#### [抜粋本文]
——
今回のお悩み:一人っ子だけど親の介護をしたくない場合 どうすればよいか教えてほしい
今回届いたお悩みはこちらです。
80代後半の母の介護をしてします。
同居はしていませんが 家はそこまで遠くないため、親の要望に応えようとした結果 ほとんど毎日のように実家を訪れて介護しているという状況です。
父はすでに亡くなっており 私自身も一人っ子なので、他に母の介護をすることができる人はいません。
しかし 母の介護以外にも、自分の仕事や子どものことなど やらなければならないことがたくさんあり、忙しすぎて頭がパンクしそうです。
さらに、母の心身の健康状態は悪くなっていくばかりのように感じられて、もう介護を辞めたいです。
どうすればよいでしょうか。
( 60代女性 )
介護には、体力的な負担、経済的負担、終わりが見えない不安、時間の消費など、さまざまな大変な要素がついてまわります。
特に一人っ子である場合や 兄弟で協力できる状況にない場合には、それらの負担を分け合うことができないため 介護へのマイナスな感情が加速してしまう場合が多いようです。
親の介護をしたくなくなってしまったときには どのようにするとよいのか、3人の専門家・実際の介護経験者をお呼びして それぞれの見解をお聞きしました。
① 介護福祉士 武沢さん(51)の視点:介護サービスを上手に活用する

介護の負担が自分だけに集中しないようにする
介護の負担が一人に集中することは、心身ともに大きな負担となります。
特に一人っ子の場合は、「自分がやるしかない」という思いから、必要以上に負担を背負い込んでしまいがちです。
しかし、現在は様々な介護サービスが整備されており、これらを上手に活用することで、介護の負担を大幅に軽減することができます。
まず検討していただきたいのが、訪問介護(ホームヘルプ)です。
——
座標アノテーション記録
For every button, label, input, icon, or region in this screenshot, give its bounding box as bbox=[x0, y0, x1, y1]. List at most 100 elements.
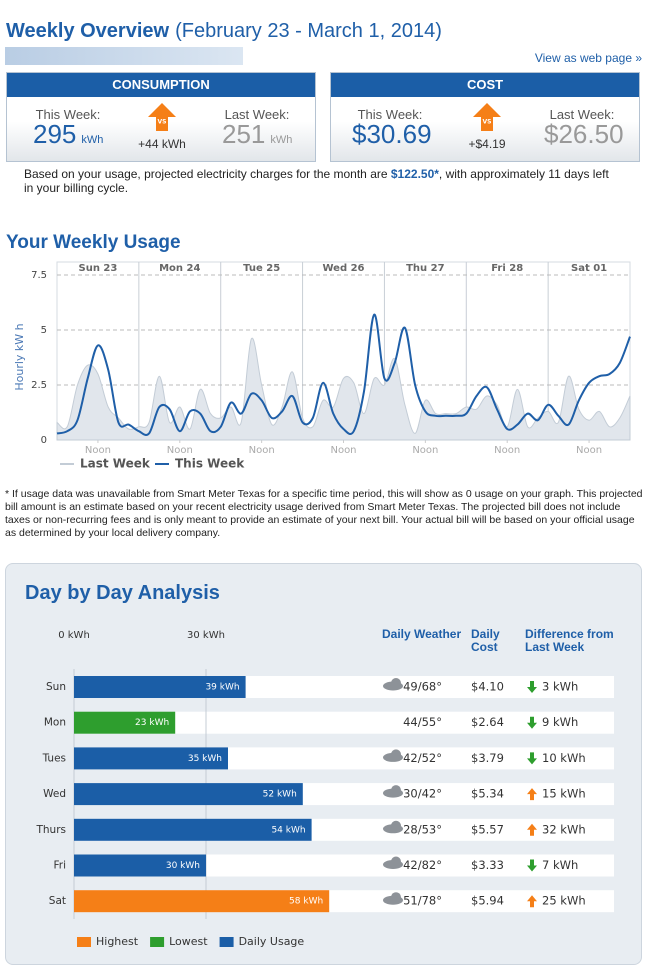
consumption-box: CONSUMPTION This Week: 295 kWh VS +44 kWh… bbox=[6, 72, 316, 162]
vs-label: VS bbox=[158, 119, 167, 126]
daily-cost: $4.10 bbox=[471, 680, 504, 694]
legend-swatch bbox=[150, 937, 165, 947]
difference-arrow bbox=[527, 788, 537, 801]
day-label: Mon 24 bbox=[159, 263, 200, 274]
category-label: Thurs bbox=[35, 824, 66, 836]
bar-value-label: 54 kWh bbox=[271, 825, 305, 835]
difference: 25 kWh bbox=[542, 894, 586, 908]
weather-icon bbox=[383, 749, 403, 762]
category-label: Wed bbox=[43, 788, 66, 800]
cloud bbox=[391, 749, 401, 760]
x-tick-label: Noon bbox=[85, 445, 111, 456]
difference-arrow bbox=[527, 752, 537, 765]
text: Based on your usage, projected electrici… bbox=[24, 167, 391, 181]
daily-cost: $5.34 bbox=[471, 787, 504, 801]
this-week-label: This Week: bbox=[35, 107, 101, 122]
category-label: Tues bbox=[42, 752, 66, 764]
cloud bbox=[391, 785, 401, 796]
last-week-value: $26.50 bbox=[544, 119, 624, 149]
weather: 49/68° bbox=[403, 680, 442, 694]
bar-value-label: 58 kWh bbox=[289, 897, 323, 907]
weather: 51/78° bbox=[403, 894, 442, 908]
x-tick-label: 30 kWh bbox=[187, 630, 225, 641]
y-tick-label: 2.5 bbox=[31, 380, 47, 391]
difference: 3 kWh bbox=[542, 680, 578, 694]
last-week-label: Last Week: bbox=[549, 107, 615, 122]
footnote: * If usage data was unavailable from Sma… bbox=[5, 488, 643, 539]
weather: 44/55° bbox=[403, 715, 442, 729]
row-track bbox=[74, 854, 614, 877]
weather: 28/53° bbox=[403, 822, 442, 836]
this-week-value: 295 kWh bbox=[33, 119, 103, 150]
bar bbox=[74, 711, 176, 734]
last-week-value: 251 kWh bbox=[222, 119, 292, 150]
x-tick-label: Noon bbox=[494, 445, 520, 456]
x-tick-label: Noon bbox=[576, 445, 602, 456]
x-tick-label: Noon bbox=[330, 445, 356, 456]
column-header: Daily Cost bbox=[471, 627, 500, 654]
weather-icon bbox=[383, 892, 403, 905]
daily-cost: $3.79 bbox=[471, 751, 504, 765]
date-range: (February 23 - March 1, 2014) bbox=[175, 20, 442, 42]
column-header: Difference from Last Week bbox=[525, 627, 614, 654]
legend-swatch bbox=[219, 937, 234, 947]
day-label: Thu 27 bbox=[406, 263, 444, 274]
weather: 42/52° bbox=[403, 751, 442, 765]
weather-icon bbox=[383, 820, 403, 834]
cost-box: COST This Week: $30.69 VS +$4.19 Last We… bbox=[330, 72, 640, 162]
difference-arrow bbox=[527, 895, 537, 908]
value: 295 bbox=[33, 119, 77, 149]
text: , with approximately 11 days left in you… bbox=[24, 167, 609, 195]
difference: 32 kWh bbox=[542, 822, 586, 836]
box-title: CONSUMPTION bbox=[7, 73, 315, 97]
x-tick-label: Noon bbox=[249, 445, 275, 456]
change: +44 kWh bbox=[138, 137, 186, 151]
category-label: Sun bbox=[46, 681, 66, 693]
cloud bbox=[391, 820, 401, 831]
daily-cost: $5.94 bbox=[471, 894, 504, 908]
y-tick-label: 7.5 bbox=[31, 270, 47, 281]
web-link[interactable]: View as web page » bbox=[534, 51, 642, 65]
category-label: Mon bbox=[44, 717, 66, 729]
bar bbox=[74, 890, 330, 913]
difference: 7 kWh bbox=[542, 858, 578, 872]
daily-cost: $3.33 bbox=[471, 858, 504, 872]
bar bbox=[74, 747, 228, 770]
day-label: Sat 01 bbox=[571, 263, 607, 274]
x-tick-label: Noon bbox=[167, 445, 193, 456]
unit: kWh bbox=[270, 134, 293, 146]
analysis-title: Day by Day Analysis bbox=[25, 582, 220, 604]
y-tick-label: 0 bbox=[41, 435, 47, 446]
change: +$4.19 bbox=[468, 137, 506, 151]
difference: 9 kWh bbox=[542, 715, 578, 729]
bar-value-label: 30 kWh bbox=[166, 861, 200, 871]
cloud bbox=[391, 678, 401, 688]
this-week-value: $30.69 bbox=[352, 119, 432, 149]
column-header: Daily Weather bbox=[382, 627, 462, 641]
legend-label: Last Week bbox=[80, 457, 151, 471]
day-label: Fri 28 bbox=[491, 263, 523, 274]
usage-title: Your Weekly Usage bbox=[6, 232, 181, 253]
difference: 15 kWh bbox=[542, 787, 586, 801]
weather: 42/82° bbox=[403, 858, 442, 872]
title-underline bbox=[5, 47, 243, 65]
last-week-label: Last Week: bbox=[224, 107, 290, 122]
daily-cost: $5.57 bbox=[471, 822, 504, 836]
legend-label: Daily Usage bbox=[239, 935, 305, 948]
difference-arrow bbox=[527, 681, 537, 693]
bar bbox=[74, 818, 312, 841]
bar-value-label: 23 kWh bbox=[135, 718, 169, 728]
usage-chart: Sun 23 Mon 24 Tue 25 Wed 26 Thu 27 Fri 28 Sat … bbox=[13, 261, 631, 471]
title-main: Weekly Overview bbox=[6, 20, 170, 42]
analysis-panel: 0 kWh 30 kWh Sun 39 kWh Mon 23 kWh Tues 35 kWh W… bbox=[5, 563, 642, 965]
category-label: Fri bbox=[53, 860, 66, 872]
bar-value-label: 52 kWh bbox=[263, 790, 297, 800]
difference-arrow bbox=[527, 823, 537, 836]
legend-label: This Week bbox=[175, 457, 245, 471]
daily-cost: $2.64 bbox=[471, 715, 504, 729]
difference-arrow bbox=[527, 859, 537, 872]
legend-swatch bbox=[77, 937, 91, 947]
legend-label: Highest bbox=[96, 935, 139, 948]
series-line bbox=[56, 313, 631, 436]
——
#### [演習問題]
(a) 介護に関する文章において、介護についてまわる大変な要素として挙げられているものをすべて列挙してください。
(b) 介護に関する文章のうち、「さらに、母の心身の健康状態は」を含む語句で始まり「幅に軽減することができます。」で終わる箇所を、一字も変えずに引用してください。
(c) 介護に関する文章の最後の文に続く内容を書き進めてください。

#### [解答]
(a)
- 体力的な負担
- 経済的負担
- 終わりが見えない不安
- 時間の消費

(b)
さらに、母の心身の健康状態は悪くなっていくばかりのように感じられて、もう介護を辞めたいです。
どうすればよいでしょうか。
( 60代女性 )
介護には、体力的な負担、経済的負担、終わりが見えない不安、時間の消費など、さまざまな大変な要素がついてまわります。
特に一人っ子である場合や 兄弟で協力できる状況にない場合には、それらの負担を分け合うことができないため 介護へのマイナスな感情が加速してしまう場合が多いようです。
親の介護をしたくなくなってしまったときには どのようにするとよいのか、3人の専門家・実際の介護経験者をお呼びして それぞれの見解をお聞きしました。
① 介護福祉士 武沢さん(51)の視点:介護サービスを上手に活用する

介護の負担が自分だけに集中しないようにする
介護の負担が一人に集中することは、心身ともに大きな負担となります。
特に一人っ子の場合は、「自分がやるしかない」という思いから、必要以上に負担を背負い込んでしまいがちです。
しかし、現在は様々な介護サービスが整備されており、これらを上手に活用することで、介護の負担を大幅に軽減することができます。

(c)
食事の準備や掃除、洗濯といった家事援助から、入浴や排泄の介助といった身体介護まで、専門のヘルパーに依頼することができます。
毎日実家に通っている状況であれば、訪問介護を導入することで訪問頻度を減らすことも可能でしょう。
また、デイサービスを利用すれば、日中は施設で母親の介護をお任せすることができます。
デイサービスでは、食事や入浴のサービスだけでなく、レクリエーションなどを通じた他の利用者との交流も期待できるため、母親の社会性を保つことにもつながります。
さらに、ショートステイ(短期入所生活介護)を定期的に利用することで、介護者自身の休息時間を確保することも大切です。
例えば月に数日間、ショートステイを利用することで、自分自身の時間を持ち、リフレッシュすることができます。
老人ホーム入居の可能性を視野に入れる
そして、将来的には特別養護老人ホームなどの施設入所も視野に入れておくとよいでしょう。
「親を施設に入れるなんて…」という気持ちを持つ方も多いようですが、専門的なケアが24時間受けられる環境は、親御さんにとっても良い選択肢となる場合があります。
特に、介護度が上がり在宅介護が難しくなった場合には、積極的に検討する価値があります。
実際に施設入所をするかどうかは別として、このような選択肢があるということを知っておくだけでも、「この先ずっと自分だけが介護を担わなければならない」という重圧から解放され、心に余裕が生まれるかもしれません
② 一人っ子として母親の介護をした家族介護経験者 井上さん(62)の視点:新しい介護の形を探す

介護を「負担」ではなく「親との貴重な時間」と捉える
私も一人っ子として母親の介護を7年間続けてきました。
当初は相談者さんと同じように「もう介護を辞めたい」と思う日々が続き、精神的にも追い詰められていました。
しかし、発想を転換したことで状況が大きく変わりましたので、その経験をお伝えしたいと思います。
最も大きな変化をもたらしたのは、介護を「やらなければならない義務」ではなく「親との貴重な交流の時間」と捉え直したことです。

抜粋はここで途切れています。